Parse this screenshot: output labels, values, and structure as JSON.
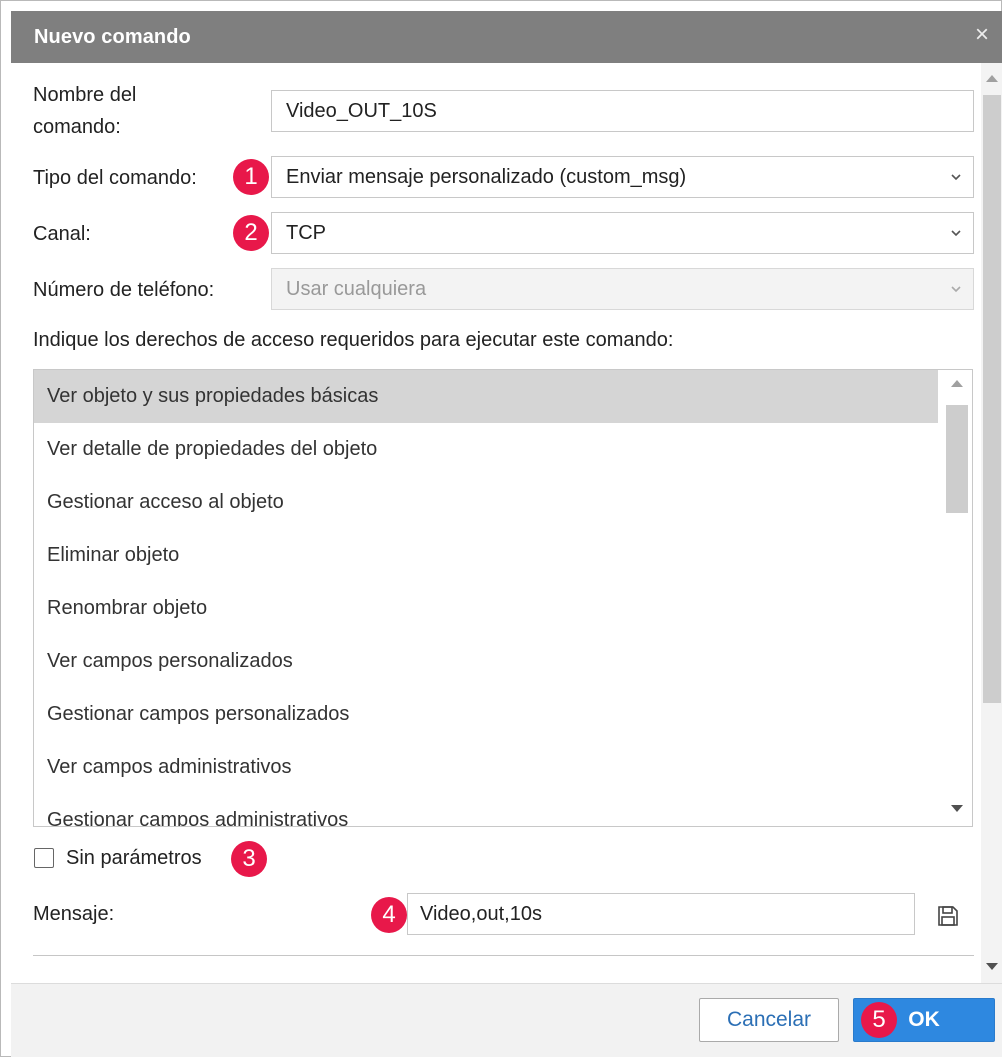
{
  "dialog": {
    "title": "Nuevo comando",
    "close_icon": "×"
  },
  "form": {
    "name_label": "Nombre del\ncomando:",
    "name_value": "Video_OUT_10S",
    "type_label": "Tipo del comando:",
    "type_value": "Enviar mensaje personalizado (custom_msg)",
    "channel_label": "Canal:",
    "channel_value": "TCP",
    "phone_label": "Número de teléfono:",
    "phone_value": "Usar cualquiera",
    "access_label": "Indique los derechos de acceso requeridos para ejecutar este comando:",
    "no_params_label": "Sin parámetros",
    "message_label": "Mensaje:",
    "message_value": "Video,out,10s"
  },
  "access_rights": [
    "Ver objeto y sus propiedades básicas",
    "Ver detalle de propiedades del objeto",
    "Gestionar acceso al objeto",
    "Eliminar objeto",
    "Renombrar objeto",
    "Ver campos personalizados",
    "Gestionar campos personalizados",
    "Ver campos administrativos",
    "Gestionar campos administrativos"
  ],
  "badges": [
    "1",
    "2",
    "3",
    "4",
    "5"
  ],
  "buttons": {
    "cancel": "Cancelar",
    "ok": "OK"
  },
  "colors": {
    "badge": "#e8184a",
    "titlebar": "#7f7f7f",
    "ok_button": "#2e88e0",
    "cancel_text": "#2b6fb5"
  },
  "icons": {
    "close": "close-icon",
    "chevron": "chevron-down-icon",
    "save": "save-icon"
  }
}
* * * * * * * * *
Locate each line with the word "Gestionar" and copy it.

    "Gestionar acceso al objeto",
    "Gestionar campos personalizados",
    "Gestionar campos administrativos"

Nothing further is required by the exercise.